▶ **Dataset records**:

━━━━

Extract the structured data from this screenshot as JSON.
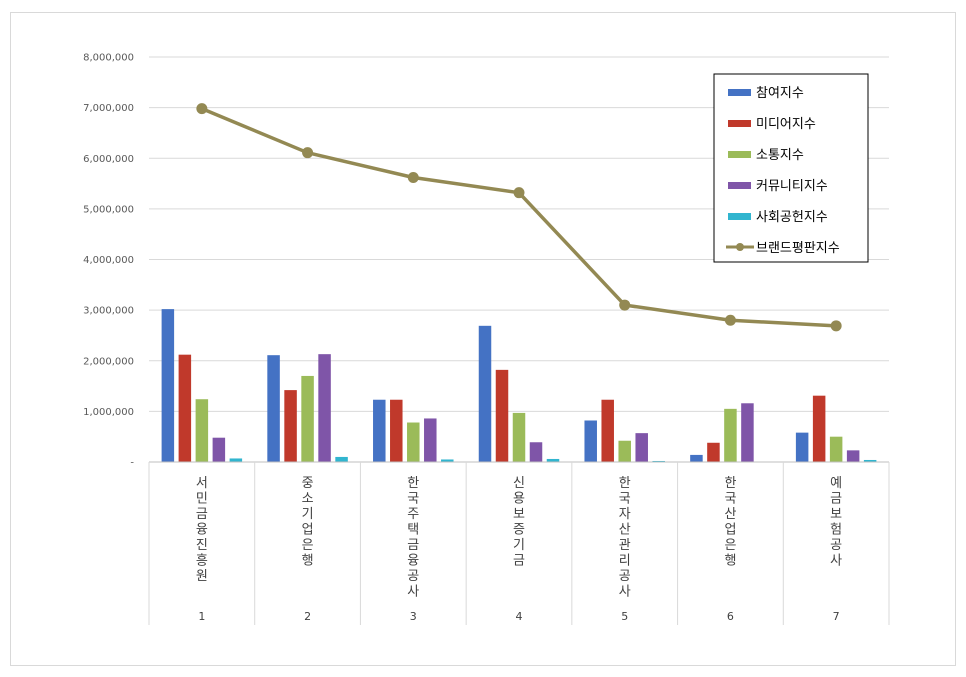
{
  "chart_data": {
    "type": "bar+line",
    "title": "",
    "xlabel": "",
    "ylabel": "",
    "ylim": [
      0,
      8000000
    ],
    "yticks": [
      0,
      1000000,
      2000000,
      3000000,
      4000000,
      5000000,
      6000000,
      7000000,
      8000000
    ],
    "ytick_labels": [
      "-",
      "1,000,000",
      "2,000,000",
      "3,000,000",
      "4,000,000",
      "5,000,000",
      "6,000,000",
      "7,000,000",
      "8,000,000"
    ],
    "grid": true,
    "legend_position": "top-right",
    "categories": [
      "서민금융진흥원",
      "중소기업은행",
      "한국주택금융공사",
      "신용보증기금",
      "한국자산관리공사",
      "한국산업은행",
      "예금보험공사"
    ],
    "ranks": [
      "1",
      "2",
      "3",
      "4",
      "5",
      "6",
      "7"
    ],
    "series": [
      {
        "name": "참여지수",
        "kind": "bar",
        "color": "#4472c4",
        "values": [
          3020000,
          2110000,
          1230000,
          2690000,
          820000,
          140000,
          580000
        ]
      },
      {
        "name": "미디어지수",
        "kind": "bar",
        "color": "#c0392b",
        "values": [
          2120000,
          1420000,
          1230000,
          1820000,
          1230000,
          380000,
          1310000
        ]
      },
      {
        "name": "소통지수",
        "kind": "bar",
        "color": "#9bbb59",
        "values": [
          1240000,
          1700000,
          780000,
          970000,
          420000,
          1050000,
          500000
        ]
      },
      {
        "name": "커뮤니티지수",
        "kind": "bar",
        "color": "#7f55a8",
        "values": [
          480000,
          2130000,
          860000,
          390000,
          570000,
          1160000,
          230000
        ]
      },
      {
        "name": "사회공헌지수",
        "kind": "bar",
        "color": "#31b5cf",
        "values": [
          70000,
          100000,
          50000,
          60000,
          20000,
          0,
          40000
        ]
      },
      {
        "name": "브랜드평판지수",
        "kind": "line",
        "color": "#938953",
        "values": [
          6980000,
          6110000,
          5620000,
          5320000,
          3100000,
          2800000,
          2690000
        ]
      }
    ]
  }
}
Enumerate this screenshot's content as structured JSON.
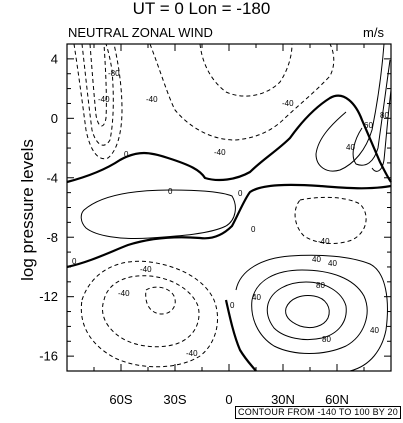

━━━━

▶ **Written request**: Omit every picture, and otherwise quote the entries exactly.

▶ **Solution to this exercise**:
Extract the structured data from this screenshot as JSON.
{
  "chart_data": {
    "type": "bar+line",
    "title": "",
    "xlabel": "",
    "ylabel": "",
    "ylim": [
      0,
      8000000
    ],
    "yticks": [
      0,
      1000000,
      2000000,
      3000000,
      4000000,
      5000000,
      6000000,
      7000000,
      8000000
    ],
    "ytick_labels": [
      "-",
      "1,000,000",
      "2,000,000",
      "3,000,000",
      "4,000,000",
      "5,000,000",
      "6,000,000",
      "7,000,000",
      "8,000,000"
    ],
    "grid": true,
    "legend_position": "top-right",
    "categories": [
      "서민금융진흥원",
      "중소기업은행",
      "한국주택금융공사",
      "신용보증기금",
      "한국자산관리공사",
      "한국산업은행",
      "예금보험공사"
    ],
    "ranks": [
      "1",
      "2",
      "3",
      "4",
      "5",
      "6",
      "7"
    ],
    "series": [
      {
        "name": "참여지수",
        "kind": "bar",
        "color": "#4472c4",
        "values": [
          3020000,
          2110000,
          1230000,
          2690000,
          820000,
          140000,
          580000
        ]
      },
      {
        "name": "미디어지수",
        "kind": "bar",
        "color": "#c0392b",
        "values": [
          2120000,
          1420000,
          1230000,
          1820000,
          1230000,
          380000,
          1310000
        ]
      },
      {
        "name": "소통지수",
        "kind": "bar",
        "color": "#9bbb59",
        "values": [
          1240000,
          1700000,
          780000,
          970000,
          420000,
          1050000,
          500000
        ]
      },
      {
        "name": "커뮤니티지수",
        "kind": "bar",
        "color": "#7f55a8",
        "values": [
          480000,
          2130000,
          860000,
          390000,
          570000,
          1160000,
          230000
        ]
      },
      {
        "name": "사회공헌지수",
        "kind": "bar",
        "color": "#31b5cf",
        "values": [
          70000,
          100000,
          50000,
          60000,
          20000,
          0,
          40000
        ]
      },
      {
        "name": "브랜드평판지수",
        "kind": "line",
        "color": "#938953",
        "values": [
          6980000,
          6110000,
          5620000,
          5320000,
          3100000,
          2800000,
          2690000
        ]
      }
    ]
  }
}
Enumerate this screenshot's content as structured JSON.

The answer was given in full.